-- Task description --
Determine the number of lines holding the word "Dept"; answer with that number only.

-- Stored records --
— begin —
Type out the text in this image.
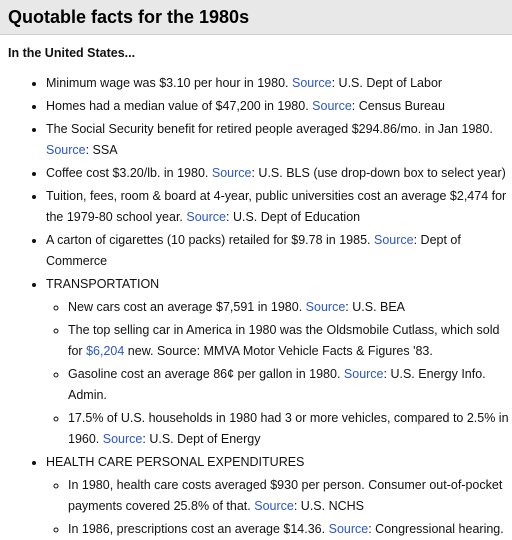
Quotable facts for the 1980s
In the United States...
• Minimum wage was $3.10 per hour in 1980. Source: U.S. Dept of Labor
• Homes had a median value of $47,200 in 1980. Source: Census Bureau
• The Social Security benefit for retired people averaged $294.86/mo. in Jan 1980. Source: SSA
• Coffee cost $3.20/lb. in 1980. Source: U.S. BLS (use drop-down box to select year)
• Tuition, fees, room & board at 4-year, public universities cost an average $2,474 for the 1979-80 school year. Source: U.S. Dept of Education
• A carton of cigarettes (10 packs) retailed for $9.78 in 1985. Source: Dept of Commerce
• TRANSPORTATION
◦ New cars cost an average $7,591 in 1980. Source: U.S. BEA
◦ The top selling car in America in 1980 was the Oldsmobile Cutlass, which sold for $6,204 new. Source: MMVA Motor Vehicle Facts & Figures '83.
◦ Gasoline cost an average 86¢ per gallon in 1980. Source: U.S. Energy Info. Admin.
◦ 17.5% of U.S. households in 1980 had 3 or more vehicles, compared to 2.5% in 1960. Source: U.S. Dept of Energy
• HEALTH CARE PERSONAL EXPENDITURES
◦ In 1980, health care costs averaged $930 per person. Consumer out-of-pocket payments covered 25.8% of that. Source: U.S. NCHS
◦ In 1986, prescriptions cost an average $14.36. Source: Congressional hearing.
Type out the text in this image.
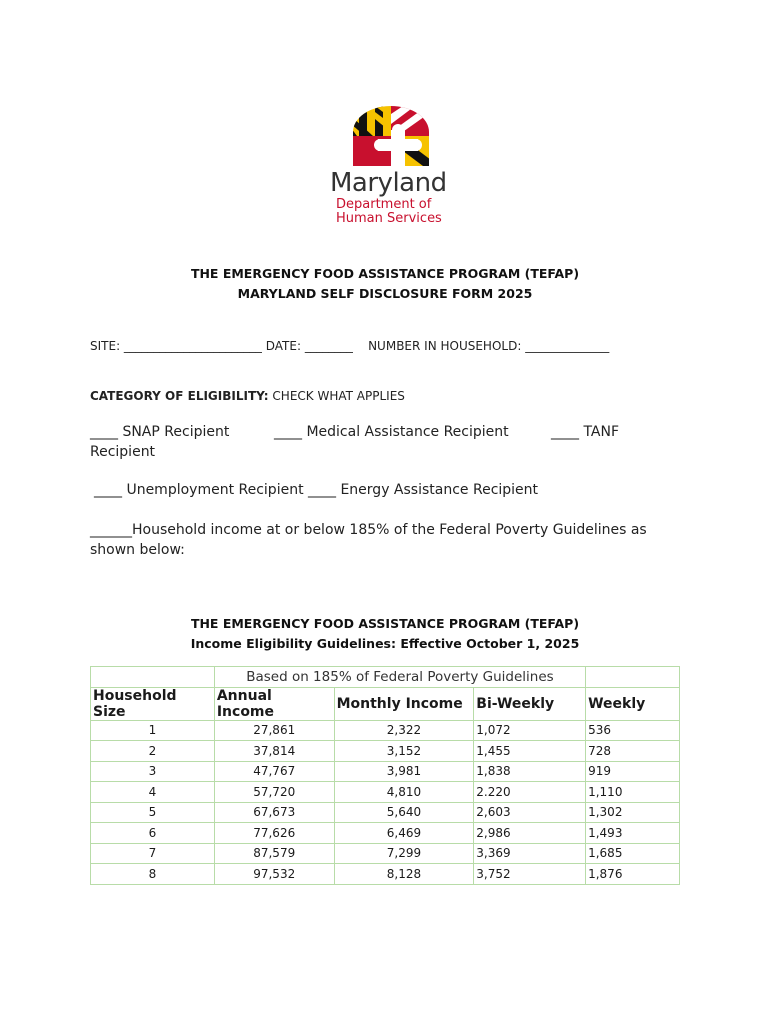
Maryland
Department of
Human Services
THE EMERGENCY FOOD ASSISTANCE PROGRAM (TEFAP)
MARYLAND SELF DISCLOSURE FORM 2025
SITE: _______________________ DATE: ________    NUMBER IN HOUSEHOLD: ______________
CATEGORY OF ELIGIBILITY: CHECK WHAT APPLIES
____ SNAP Recipient	____ Medical Assistance Recipient	____ TANF
Recipient
____ Unemployment Recipient ____ Energy Assistance Recipient
______Household income at or below 185% of the Federal Poverty Guidelines as shown below:
THE EMERGENCY FOOD ASSISTANCE PROGRAM (TEFAP)
Income Eligibility Guidelines: Effective October 1, 2025
	Based on 185% of Federal Poverty Guidelines			
Household Size	Annual Income	Monthly Income	Bi-Weekly	Weekly
1	27,861	2,322	1,072	536
2	37,814	3,152	1,455	728
3	47,767	3,981	1,838	919
4	57,720	4,810	2.220	1,110
5	67,673	5,640	2,603	1,302
6	77,626	6,469	2,986	1,493
7	87,579	7,299	3,369	1,685
8	97,532	8,128	3,752	1,876
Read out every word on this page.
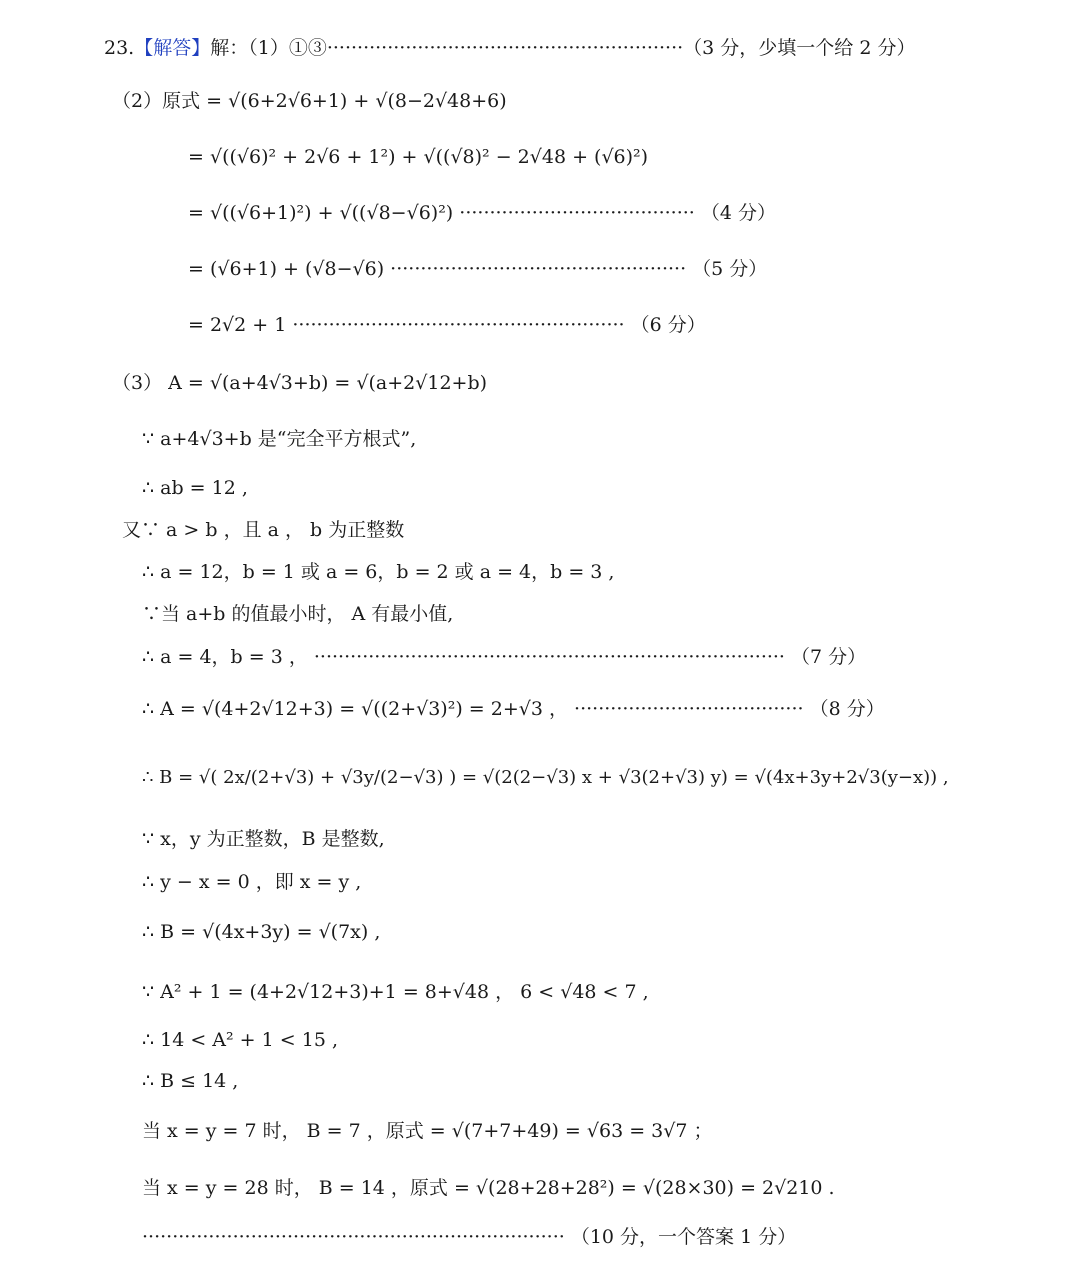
23.【解答】解：（1）①③···························································（3 分，少填一个给 2 分）
（2）原式 = √(6+2√6+1) + √(8−2√48+6)
= √((√6)² + 2√6 + 1²) + √((√8)² − 2√48 + (√6)²)
= √((√6+1)²) + √((√8−√6)²) ······································· （4 分）
= (√6+1) + (√8−√6) ················································· （5 分）
= 2√2 + 1 ······················································· （6 分）
（3） A = √(a+4√3+b) = √(a+2√12+b)
∵ a+4√3+b 是“完全平方根式”,
∴ ab = 12 ,
又∵ a > b ，且 a ， b 为正整数
∴ a = 12，b = 1 或 a = 6，b = 2 或 a = 4，b = 3 ,
∵当 a+b 的值最小时， A 有最小值,
∴ a = 4，b = 3 ， ·············································································· （7 分）
∴ A = √(4+2√12+3) = √((2+√3)²) = 2+√3 ， ······································ （8 分）
∴ B = √( 2x/(2+√3) + √3y/(2−√3) ) = √(2(2−√3) x + √3(2+√3) y) = √(4x+3y+2√3(y−x)) ,
∵ x，y 为正整数，B 是整数,
∴ y − x = 0 ，即 x = y ,
∴ B = √(4x+3y) = √(7x) ,
∵ A² + 1 = (4+2√12+3)+1 = 8+√48 ， 6 < √48 < 7 ,
∴ 14 < A² + 1 < 15 ,
∴ B ≤ 14 ,
当 x = y = 7 时， B = 7 ，原式 = √(7+7+49) = √63 = 3√7 ；
当 x = y = 28 时， B = 14 ，原式 = √(28+28+28²) = √(28×30) = 2√210 .
······································································ （10 分，一个答案 1 分）
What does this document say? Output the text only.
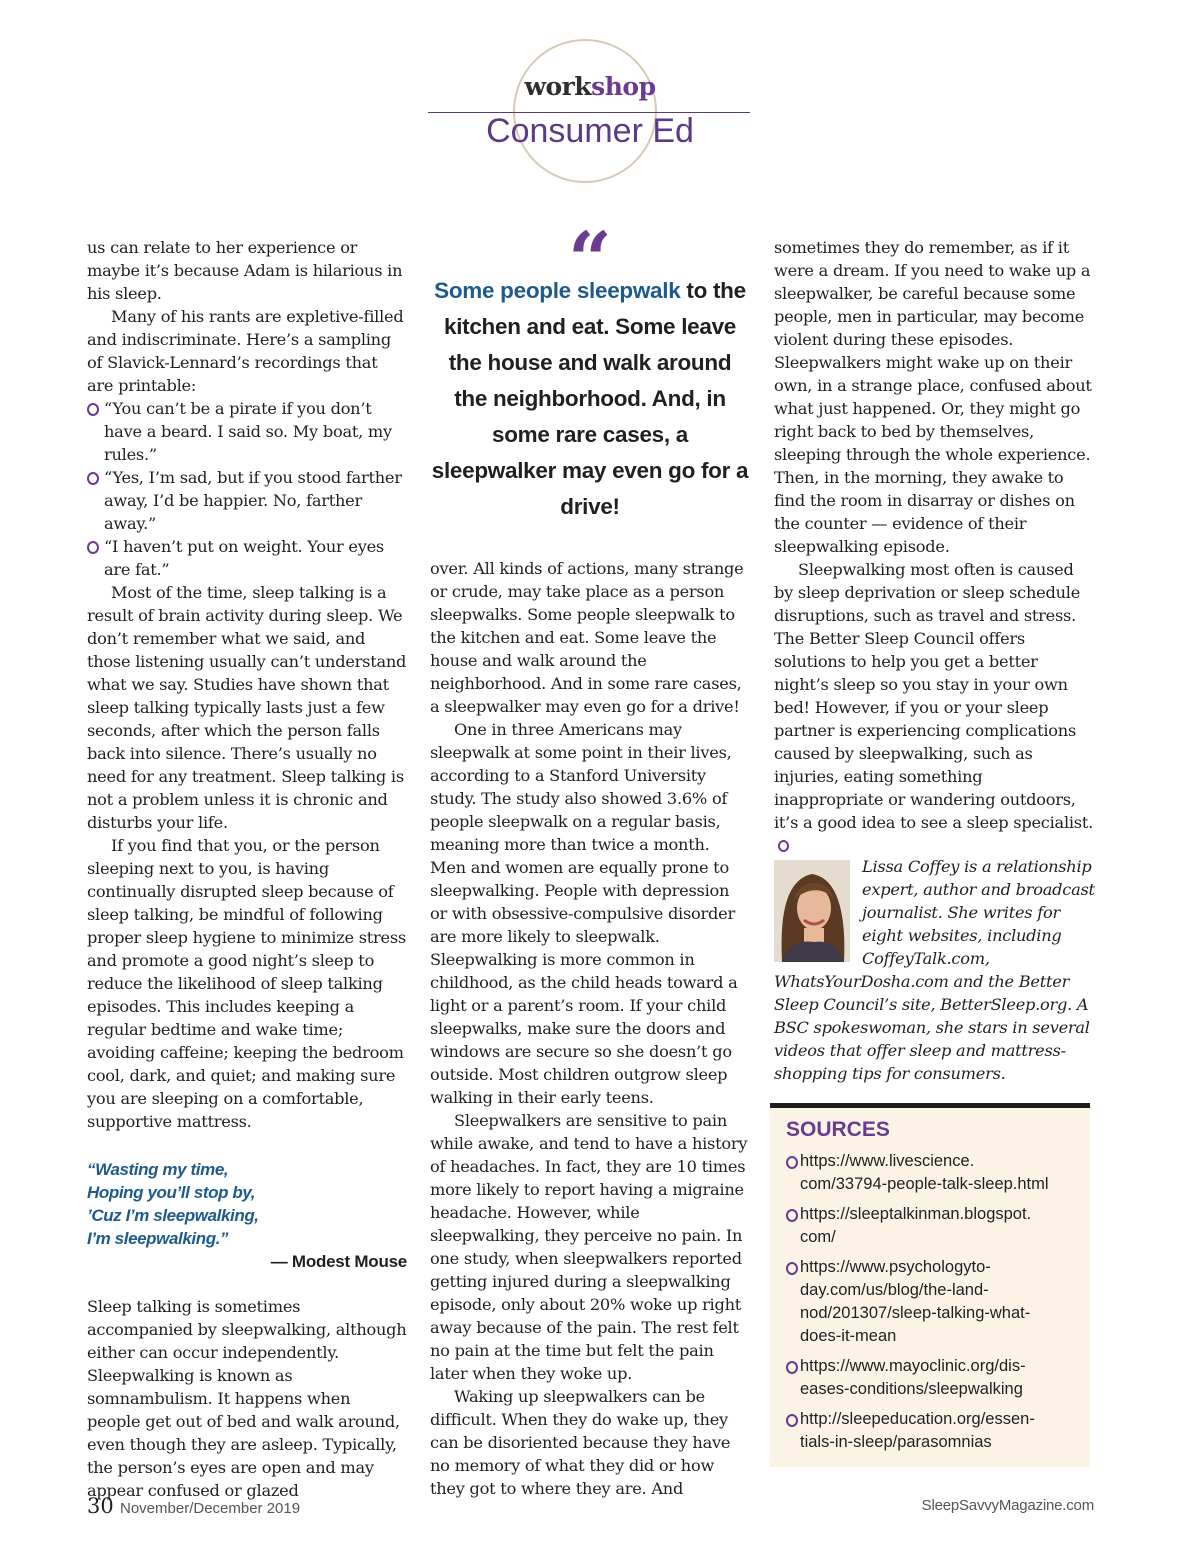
workshop
Consumer Ed

us can relate to her experience or maybe it’s because Adam is hilarious in his sleep.

Many of his rants are expletive-filled and indiscriminate. Here’s a sampling of Slavick-Lennard’s recordings that are printable:

“You can’t be a pirate if you don’t have a beard. I said so. My boat, my rules.”
“Yes, I’m sad, but if you stood farther away, I’d be happier. No, farther away.”
“I haven’t put on weight. Your eyes are fat.”

Most of the time, sleep talking is a result of brain activity during sleep. We don’t remember what we said, and those listening usually can’t understand what we say. Studies have shown that sleep talking typically lasts just a few seconds, after which the person falls back into silence. There’s usually no need for any treatment. Sleep talking is not a problem unless it is chronic and disturbs your life.

If you find that you, or the person sleeping next to you, is having continually disrupted sleep because of sleep talking, be mindful of following proper sleep hygiene to minimize stress and promote a good night’s sleep to reduce the likelihood of sleep talking episodes. This includes keeping a regular bedtime and wake time; avoiding caffeine; keeping the bedroom cool, dark, and quiet; and making sure you are sleeping on a comfortable, supportive mattress.

“Wasting my time,
Hoping you’ll stop by,
’Cuz I’m sleepwalking,
I’m sleepwalking.”
— Modest Mouse

Sleep talking is sometimes accompanied by sleepwalking, although either can occur independently. Sleepwalking is known as somnambulism. It happens when people get out of bed and walk around, even though they are asleep. Typically, the person’s eyes are open and may appear confused or glazed

“
Some people sleepwalk to the kitchen and eat. Some leave the house and walk around the neighborhood. And, in some rare cases, a sleepwalker may even go for a drive!

over. All kinds of actions, many strange or crude, may take place as a person sleepwalks. Some people sleepwalk to the kitchen and eat. Some leave the house and walk around the neighborhood. And in some rare cases, a sleepwalker may even go for a drive!

One in three Americans may sleepwalk at some point in their lives, according to a Stanford University study. The study also showed 3.6% of people sleepwalk on a regular basis, meaning more than twice a month. Men and women are equally prone to sleepwalking. People with depression or with obsessive-compulsive disorder are more likely to sleepwalk. Sleepwalking is more common in childhood, as the child heads toward a light or a parent’s room. If your child sleepwalks, make sure the doors and windows are secure so she doesn’t go outside. Most children outgrow sleep walking in their early teens.

Sleepwalkers are sensitive to pain while awake, and tend to have a history of headaches. In fact, they are 10 times more likely to report having a migraine headache. However, while sleepwalking, they perceive no pain. In one study, when sleepwalkers reported getting injured during a sleepwalking episode, only about 20% woke up right away because of the pain. The rest felt no pain at the time but felt the pain later when they woke up.

Waking up sleepwalkers can be difficult. When they do wake up, they can be disoriented because they have no memory of what they did or how they got to where they are. And

sometimes they do remember, as if it were a dream. If you need to wake up a sleepwalker, be careful because some people, men in particular, may become violent during these episodes. Sleepwalkers might wake up on their own, in a strange place, confused about what just happened. Or, they might go right back to bed by themselves, sleeping through the whole experience. Then, in the morning, they awake to find the room in disarray or dishes on the counter — evidence of their sleepwalking episode.

Sleepwalking most often is caused by sleep deprivation or sleep schedule disruptions, such as travel and stress. The Better Sleep Council offers solutions to help you get a better night’s sleep so you stay in your own bed! However, if you or your sleep partner is experiencing complications caused by sleepwalking, such as injuries, eating something inappropriate or wandering outdoors, it’s a good idea to see a sleep specialist.

Lissa Coffey is a relationship expert, author and broadcast journalist. She writes for eight websites, including CoffeyTalk.com, WhatsYourDosha.com and the Better Sleep Council’s site, BetterSleep.org. A BSC spokeswoman, she stars in several videos that offer sleep and mattress-shopping tips for consumers.
SOURCES
https://www.livescience.
com/33794-people-talk-sleep.html
https://sleeptalkinman.blogspot.
com/
https://www.psychologyto-
day.com/us/blog/the-land-
nod/201307/sleep-talking-what-
does-it-mean
https://www.mayoclinic.org/dis-
eases-conditions/sleepwalking
http://sleepeducation.org/essen-
tials-in-sleep/parasomnias
30 November/December 2019	SleepSavvyMagazine.com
— end —
-- Exercise output --
4